What is needed:
Check every line of the entries below for the word "Calibration", and copy the ones that have it.

Available records:
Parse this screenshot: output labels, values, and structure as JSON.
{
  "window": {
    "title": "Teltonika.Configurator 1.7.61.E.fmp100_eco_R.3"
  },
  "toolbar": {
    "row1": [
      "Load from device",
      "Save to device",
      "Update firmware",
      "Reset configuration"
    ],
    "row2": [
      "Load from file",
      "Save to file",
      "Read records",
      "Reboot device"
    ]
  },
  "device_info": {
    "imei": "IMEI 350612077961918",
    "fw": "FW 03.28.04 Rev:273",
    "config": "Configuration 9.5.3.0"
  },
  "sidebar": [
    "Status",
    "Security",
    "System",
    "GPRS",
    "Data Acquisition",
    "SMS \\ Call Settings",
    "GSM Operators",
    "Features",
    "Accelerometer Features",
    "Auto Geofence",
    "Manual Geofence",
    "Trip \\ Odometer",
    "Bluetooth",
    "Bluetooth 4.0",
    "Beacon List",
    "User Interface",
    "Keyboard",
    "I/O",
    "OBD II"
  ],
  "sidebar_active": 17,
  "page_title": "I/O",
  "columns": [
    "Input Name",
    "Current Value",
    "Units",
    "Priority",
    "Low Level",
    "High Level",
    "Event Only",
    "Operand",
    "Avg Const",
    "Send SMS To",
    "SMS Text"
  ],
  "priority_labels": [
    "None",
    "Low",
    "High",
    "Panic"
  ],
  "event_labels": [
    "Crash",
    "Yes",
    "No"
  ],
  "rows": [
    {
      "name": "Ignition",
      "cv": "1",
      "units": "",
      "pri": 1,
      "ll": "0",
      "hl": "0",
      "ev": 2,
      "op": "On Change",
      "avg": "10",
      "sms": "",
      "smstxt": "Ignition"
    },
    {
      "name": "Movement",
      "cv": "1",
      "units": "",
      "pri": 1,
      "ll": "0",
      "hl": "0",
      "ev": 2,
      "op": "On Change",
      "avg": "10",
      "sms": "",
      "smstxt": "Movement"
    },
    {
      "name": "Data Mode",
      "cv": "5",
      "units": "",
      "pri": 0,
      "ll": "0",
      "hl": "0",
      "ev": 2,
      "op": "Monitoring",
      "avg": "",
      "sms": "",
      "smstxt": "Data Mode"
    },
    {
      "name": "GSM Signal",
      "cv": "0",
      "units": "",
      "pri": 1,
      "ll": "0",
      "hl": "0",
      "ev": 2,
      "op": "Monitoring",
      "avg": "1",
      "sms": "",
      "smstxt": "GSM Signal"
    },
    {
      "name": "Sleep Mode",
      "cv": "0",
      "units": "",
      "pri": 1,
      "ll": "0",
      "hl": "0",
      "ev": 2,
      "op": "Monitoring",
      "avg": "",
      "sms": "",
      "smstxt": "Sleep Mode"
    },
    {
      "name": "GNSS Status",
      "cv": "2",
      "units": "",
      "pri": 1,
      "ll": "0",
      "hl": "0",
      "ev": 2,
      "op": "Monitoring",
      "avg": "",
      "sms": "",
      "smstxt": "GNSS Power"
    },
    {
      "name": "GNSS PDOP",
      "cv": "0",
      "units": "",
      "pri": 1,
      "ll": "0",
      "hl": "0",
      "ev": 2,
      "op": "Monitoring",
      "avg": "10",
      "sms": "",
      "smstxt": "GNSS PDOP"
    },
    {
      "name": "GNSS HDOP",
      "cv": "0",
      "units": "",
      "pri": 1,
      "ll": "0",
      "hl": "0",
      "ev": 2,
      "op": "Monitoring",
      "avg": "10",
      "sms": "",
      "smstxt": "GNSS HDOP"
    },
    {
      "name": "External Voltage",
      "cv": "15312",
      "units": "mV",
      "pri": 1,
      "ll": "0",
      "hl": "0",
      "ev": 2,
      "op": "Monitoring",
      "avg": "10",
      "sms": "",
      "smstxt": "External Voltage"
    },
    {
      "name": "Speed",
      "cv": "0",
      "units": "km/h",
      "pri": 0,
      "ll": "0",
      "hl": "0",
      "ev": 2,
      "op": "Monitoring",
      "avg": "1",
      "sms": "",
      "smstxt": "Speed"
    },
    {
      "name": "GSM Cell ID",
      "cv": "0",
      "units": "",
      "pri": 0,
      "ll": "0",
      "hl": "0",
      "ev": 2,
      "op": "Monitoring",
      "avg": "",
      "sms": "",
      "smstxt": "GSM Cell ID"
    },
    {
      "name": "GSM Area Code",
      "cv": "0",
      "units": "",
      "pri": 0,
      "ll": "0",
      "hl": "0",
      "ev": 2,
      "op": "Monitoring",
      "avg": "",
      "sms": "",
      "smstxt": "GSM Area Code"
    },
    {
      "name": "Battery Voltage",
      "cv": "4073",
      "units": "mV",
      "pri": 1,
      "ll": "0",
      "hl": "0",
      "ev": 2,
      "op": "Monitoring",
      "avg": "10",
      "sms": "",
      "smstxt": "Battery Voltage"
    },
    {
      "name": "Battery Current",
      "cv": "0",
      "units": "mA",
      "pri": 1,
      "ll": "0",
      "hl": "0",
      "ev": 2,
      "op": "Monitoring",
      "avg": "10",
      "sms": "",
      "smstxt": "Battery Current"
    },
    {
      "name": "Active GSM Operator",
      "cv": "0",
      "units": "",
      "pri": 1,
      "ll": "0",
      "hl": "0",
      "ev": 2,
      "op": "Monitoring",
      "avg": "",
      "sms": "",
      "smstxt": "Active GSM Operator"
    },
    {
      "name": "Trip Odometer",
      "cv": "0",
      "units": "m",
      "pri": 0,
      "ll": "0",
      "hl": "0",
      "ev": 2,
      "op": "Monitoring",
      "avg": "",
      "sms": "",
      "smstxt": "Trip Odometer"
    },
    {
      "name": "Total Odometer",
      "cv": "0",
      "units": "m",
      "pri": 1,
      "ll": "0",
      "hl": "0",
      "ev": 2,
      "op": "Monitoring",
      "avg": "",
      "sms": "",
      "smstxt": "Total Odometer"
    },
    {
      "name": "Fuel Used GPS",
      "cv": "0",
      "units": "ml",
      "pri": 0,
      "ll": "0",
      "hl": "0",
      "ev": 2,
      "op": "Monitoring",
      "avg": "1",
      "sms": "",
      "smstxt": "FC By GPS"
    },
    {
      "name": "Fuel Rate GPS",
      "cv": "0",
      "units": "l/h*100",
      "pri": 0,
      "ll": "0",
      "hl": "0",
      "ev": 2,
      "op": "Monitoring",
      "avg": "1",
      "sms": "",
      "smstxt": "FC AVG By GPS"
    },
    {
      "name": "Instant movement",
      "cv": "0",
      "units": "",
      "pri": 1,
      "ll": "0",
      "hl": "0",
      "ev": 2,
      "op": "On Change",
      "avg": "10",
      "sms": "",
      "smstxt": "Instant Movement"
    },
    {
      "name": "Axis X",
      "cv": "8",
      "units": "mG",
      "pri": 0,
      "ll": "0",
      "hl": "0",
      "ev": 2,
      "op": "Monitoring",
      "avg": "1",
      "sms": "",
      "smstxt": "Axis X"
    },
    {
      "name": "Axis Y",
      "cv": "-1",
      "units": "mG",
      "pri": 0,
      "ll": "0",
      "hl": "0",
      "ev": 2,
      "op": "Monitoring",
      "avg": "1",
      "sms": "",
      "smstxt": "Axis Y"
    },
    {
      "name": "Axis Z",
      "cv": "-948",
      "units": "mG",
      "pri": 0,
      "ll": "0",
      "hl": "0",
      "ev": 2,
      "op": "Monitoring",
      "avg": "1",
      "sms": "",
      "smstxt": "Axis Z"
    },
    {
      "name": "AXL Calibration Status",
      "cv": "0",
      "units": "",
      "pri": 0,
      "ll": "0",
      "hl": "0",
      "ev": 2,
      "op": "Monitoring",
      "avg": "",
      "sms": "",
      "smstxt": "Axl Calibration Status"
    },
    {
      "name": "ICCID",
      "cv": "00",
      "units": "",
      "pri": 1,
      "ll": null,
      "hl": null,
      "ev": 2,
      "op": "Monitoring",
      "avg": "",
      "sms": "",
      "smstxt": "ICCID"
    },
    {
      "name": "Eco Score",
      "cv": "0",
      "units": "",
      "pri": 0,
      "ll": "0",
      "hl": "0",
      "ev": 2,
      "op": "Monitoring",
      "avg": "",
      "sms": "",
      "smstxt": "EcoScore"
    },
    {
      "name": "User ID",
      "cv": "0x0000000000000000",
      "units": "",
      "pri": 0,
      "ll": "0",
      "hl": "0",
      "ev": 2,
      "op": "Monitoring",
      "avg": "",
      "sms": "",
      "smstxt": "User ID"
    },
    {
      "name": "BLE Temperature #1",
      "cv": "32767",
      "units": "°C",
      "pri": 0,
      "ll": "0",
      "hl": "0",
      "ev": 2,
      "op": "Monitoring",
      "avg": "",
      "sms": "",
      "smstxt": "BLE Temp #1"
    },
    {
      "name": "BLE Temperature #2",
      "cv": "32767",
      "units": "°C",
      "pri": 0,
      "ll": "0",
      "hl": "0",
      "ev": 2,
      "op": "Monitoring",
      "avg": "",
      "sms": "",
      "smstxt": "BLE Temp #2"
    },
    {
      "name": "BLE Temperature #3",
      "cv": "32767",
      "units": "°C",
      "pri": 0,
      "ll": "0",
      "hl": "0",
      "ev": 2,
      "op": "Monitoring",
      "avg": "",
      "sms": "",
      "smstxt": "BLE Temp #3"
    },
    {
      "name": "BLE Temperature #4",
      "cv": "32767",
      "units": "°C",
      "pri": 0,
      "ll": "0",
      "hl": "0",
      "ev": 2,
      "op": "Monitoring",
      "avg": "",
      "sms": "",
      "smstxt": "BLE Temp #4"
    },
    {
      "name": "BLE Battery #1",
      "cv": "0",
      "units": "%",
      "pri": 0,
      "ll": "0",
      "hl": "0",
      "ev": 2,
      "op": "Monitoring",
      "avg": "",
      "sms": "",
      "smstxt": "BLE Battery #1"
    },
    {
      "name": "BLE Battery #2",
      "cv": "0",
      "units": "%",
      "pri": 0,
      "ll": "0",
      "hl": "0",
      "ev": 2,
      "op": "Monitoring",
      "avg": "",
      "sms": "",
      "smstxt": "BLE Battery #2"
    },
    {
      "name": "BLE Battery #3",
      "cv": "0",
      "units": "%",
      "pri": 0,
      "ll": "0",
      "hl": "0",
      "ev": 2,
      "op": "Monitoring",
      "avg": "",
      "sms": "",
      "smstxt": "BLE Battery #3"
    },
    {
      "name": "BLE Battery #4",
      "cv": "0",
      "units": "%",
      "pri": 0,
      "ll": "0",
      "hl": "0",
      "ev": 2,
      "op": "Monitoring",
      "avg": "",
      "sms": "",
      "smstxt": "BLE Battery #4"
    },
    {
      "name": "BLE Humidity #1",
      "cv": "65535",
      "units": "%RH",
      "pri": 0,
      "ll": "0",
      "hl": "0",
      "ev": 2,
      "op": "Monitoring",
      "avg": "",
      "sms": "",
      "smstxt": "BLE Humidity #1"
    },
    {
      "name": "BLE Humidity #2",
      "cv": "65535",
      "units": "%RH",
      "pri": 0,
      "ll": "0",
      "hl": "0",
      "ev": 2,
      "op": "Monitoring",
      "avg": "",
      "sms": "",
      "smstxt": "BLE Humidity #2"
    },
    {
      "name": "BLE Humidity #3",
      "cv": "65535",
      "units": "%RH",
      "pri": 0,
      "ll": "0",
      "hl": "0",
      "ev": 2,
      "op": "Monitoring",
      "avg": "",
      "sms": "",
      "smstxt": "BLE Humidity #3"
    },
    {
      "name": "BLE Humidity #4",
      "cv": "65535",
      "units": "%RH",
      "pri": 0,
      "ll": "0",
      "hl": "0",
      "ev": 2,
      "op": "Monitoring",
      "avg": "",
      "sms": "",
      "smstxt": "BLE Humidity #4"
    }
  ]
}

Task result:
      "name": "AXL Calibration Status",
      "smstxt": "Axl Calibration Status"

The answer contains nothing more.